» Written task:
Transcribe all of the records word for word, but omit the pictures.

» Given entries:

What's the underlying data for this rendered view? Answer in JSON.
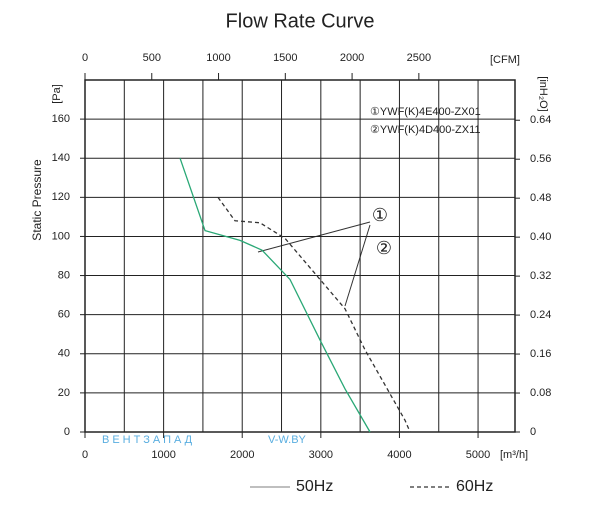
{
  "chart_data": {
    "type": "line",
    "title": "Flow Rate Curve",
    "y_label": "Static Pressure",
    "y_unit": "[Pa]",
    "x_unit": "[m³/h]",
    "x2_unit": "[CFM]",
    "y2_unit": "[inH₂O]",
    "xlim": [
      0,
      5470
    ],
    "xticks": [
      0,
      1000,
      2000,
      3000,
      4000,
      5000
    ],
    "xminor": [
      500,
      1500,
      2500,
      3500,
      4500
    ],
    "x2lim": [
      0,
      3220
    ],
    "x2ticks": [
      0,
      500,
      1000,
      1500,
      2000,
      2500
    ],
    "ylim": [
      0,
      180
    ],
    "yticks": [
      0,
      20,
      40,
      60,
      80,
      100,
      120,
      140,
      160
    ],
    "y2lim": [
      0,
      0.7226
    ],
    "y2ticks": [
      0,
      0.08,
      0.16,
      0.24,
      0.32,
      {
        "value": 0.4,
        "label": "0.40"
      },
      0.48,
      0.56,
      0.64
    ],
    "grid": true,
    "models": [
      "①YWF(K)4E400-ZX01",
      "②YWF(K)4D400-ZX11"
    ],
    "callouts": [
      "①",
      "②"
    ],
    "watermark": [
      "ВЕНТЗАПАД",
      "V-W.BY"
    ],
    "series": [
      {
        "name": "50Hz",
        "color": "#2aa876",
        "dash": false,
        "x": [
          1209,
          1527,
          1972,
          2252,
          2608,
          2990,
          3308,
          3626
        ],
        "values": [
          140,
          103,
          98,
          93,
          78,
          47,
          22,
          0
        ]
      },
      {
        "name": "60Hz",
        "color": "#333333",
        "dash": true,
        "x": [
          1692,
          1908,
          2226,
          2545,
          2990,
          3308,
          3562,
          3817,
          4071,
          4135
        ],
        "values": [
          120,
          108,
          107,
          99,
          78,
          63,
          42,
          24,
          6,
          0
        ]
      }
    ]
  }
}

» Response:
What's the underlying data for this rendered view? Answer in JSON.
{
  "chart_data": {
    "type": "line",
    "title": "Flow Rate Curve",
    "y_label": "Static Pressure",
    "y_unit": "[Pa]",
    "x_unit": "[m³/h]",
    "x2_unit": "[CFM]",
    "y2_unit": "[inH₂O]",
    "xlim": [
      0,
      5470
    ],
    "xticks": [
      0,
      1000,
      2000,
      3000,
      4000,
      5000
    ],
    "xminor": [
      500,
      1500,
      2500,
      3500,
      4500
    ],
    "x2lim": [
      0,
      3220
    ],
    "x2ticks": [
      0,
      500,
      1000,
      1500,
      2000,
      2500
    ],
    "ylim": [
      0,
      180
    ],
    "yticks": [
      0,
      20,
      40,
      60,
      80,
      100,
      120,
      140,
      160
    ],
    "y2lim": [
      0,
      0.7226
    ],
    "y2ticks": [
      0,
      0.08,
      0.16,
      0.24,
      0.32,
      {
        "value": 0.4,
        "label": "0.40"
      },
      0.48,
      0.56,
      0.64
    ],
    "grid": true,
    "models": [
      "①YWF(K)4E400-ZX01",
      "②YWF(K)4D400-ZX11"
    ],
    "callouts": [
      "①",
      "②"
    ],
    "watermark": [
      "ВЕНТЗАПАД",
      "V-W.BY"
    ],
    "series": [
      {
        "name": "50Hz",
        "color": "#2aa876",
        "dash": false,
        "x": [
          1209,
          1527,
          1972,
          2252,
          2608,
          2990,
          3308,
          3626
        ],
        "values": [
          140,
          103,
          98,
          93,
          78,
          47,
          22,
          0
        ]
      },
      {
        "name": "60Hz",
        "color": "#333333",
        "dash": true,
        "x": [
          1692,
          1908,
          2226,
          2545,
          2990,
          3308,
          3562,
          3817,
          4071,
          4135
        ],
        "values": [
          120,
          108,
          107,
          99,
          78,
          63,
          42,
          24,
          6,
          0
        ]
      }
    ]
  }
}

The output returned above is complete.